### RECORD LIST
------------------------------------
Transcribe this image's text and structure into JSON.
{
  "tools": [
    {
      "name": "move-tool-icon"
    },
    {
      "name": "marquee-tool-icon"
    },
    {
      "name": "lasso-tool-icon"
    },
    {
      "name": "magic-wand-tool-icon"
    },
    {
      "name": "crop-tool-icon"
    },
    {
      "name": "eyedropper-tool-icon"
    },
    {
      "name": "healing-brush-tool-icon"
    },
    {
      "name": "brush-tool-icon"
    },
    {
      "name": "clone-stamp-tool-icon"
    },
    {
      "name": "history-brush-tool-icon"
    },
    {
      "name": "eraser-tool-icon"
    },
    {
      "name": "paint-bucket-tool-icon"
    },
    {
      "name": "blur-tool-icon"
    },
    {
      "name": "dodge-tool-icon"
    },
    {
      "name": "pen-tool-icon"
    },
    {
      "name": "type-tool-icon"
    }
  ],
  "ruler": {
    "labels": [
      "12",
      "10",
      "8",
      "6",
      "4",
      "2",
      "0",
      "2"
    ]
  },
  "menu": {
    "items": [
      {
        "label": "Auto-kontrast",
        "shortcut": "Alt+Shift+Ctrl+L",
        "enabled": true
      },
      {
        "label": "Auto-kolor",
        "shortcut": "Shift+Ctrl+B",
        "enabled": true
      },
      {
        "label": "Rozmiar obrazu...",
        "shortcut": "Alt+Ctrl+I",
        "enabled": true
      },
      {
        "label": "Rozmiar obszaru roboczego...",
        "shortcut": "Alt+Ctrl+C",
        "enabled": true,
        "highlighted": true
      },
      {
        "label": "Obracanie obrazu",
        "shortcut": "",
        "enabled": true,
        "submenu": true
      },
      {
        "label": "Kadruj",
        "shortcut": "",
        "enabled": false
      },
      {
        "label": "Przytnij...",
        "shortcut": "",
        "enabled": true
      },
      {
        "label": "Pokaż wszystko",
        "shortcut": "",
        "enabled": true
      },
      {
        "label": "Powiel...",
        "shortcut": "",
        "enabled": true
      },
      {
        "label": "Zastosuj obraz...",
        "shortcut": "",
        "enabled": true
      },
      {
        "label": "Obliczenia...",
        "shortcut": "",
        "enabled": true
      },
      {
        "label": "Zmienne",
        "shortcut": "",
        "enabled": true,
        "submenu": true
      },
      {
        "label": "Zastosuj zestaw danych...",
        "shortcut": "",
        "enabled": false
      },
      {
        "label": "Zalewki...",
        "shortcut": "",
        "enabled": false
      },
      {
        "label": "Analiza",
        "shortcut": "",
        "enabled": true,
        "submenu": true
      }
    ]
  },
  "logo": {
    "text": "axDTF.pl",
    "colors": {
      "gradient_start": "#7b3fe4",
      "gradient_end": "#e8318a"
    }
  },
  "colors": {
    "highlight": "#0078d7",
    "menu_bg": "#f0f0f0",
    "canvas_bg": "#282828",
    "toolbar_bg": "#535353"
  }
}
------------------------------------
### DIRECTIVE
Count how many lines of the data include the word "Ctrl". Your reply should be that number alone.

### TASK OUTPUT
4